Written exercise. Scan the entries below. List each line with "page".

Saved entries

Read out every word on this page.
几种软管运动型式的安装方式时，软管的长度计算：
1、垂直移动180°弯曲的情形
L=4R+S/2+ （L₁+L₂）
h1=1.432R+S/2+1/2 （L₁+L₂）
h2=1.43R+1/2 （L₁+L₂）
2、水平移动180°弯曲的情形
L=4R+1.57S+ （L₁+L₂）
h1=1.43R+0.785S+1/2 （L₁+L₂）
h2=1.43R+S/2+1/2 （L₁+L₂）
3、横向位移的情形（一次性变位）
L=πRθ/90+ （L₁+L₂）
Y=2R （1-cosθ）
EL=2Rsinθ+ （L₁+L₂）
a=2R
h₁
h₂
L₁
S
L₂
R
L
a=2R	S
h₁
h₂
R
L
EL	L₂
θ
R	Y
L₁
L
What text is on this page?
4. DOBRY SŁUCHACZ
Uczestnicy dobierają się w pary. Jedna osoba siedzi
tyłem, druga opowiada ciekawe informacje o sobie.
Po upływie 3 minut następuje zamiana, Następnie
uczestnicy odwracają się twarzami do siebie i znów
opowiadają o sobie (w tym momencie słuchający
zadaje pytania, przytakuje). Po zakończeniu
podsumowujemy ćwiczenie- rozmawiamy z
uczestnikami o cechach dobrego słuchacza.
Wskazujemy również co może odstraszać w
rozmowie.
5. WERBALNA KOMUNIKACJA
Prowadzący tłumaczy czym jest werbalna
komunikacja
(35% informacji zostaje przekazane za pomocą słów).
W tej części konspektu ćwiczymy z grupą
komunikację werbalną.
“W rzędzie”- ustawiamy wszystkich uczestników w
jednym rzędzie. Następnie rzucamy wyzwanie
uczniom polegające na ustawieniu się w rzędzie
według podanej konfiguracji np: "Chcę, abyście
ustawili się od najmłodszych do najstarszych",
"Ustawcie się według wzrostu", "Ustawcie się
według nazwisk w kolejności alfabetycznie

Task answer.
Read out every word on this page.
What text is on this page?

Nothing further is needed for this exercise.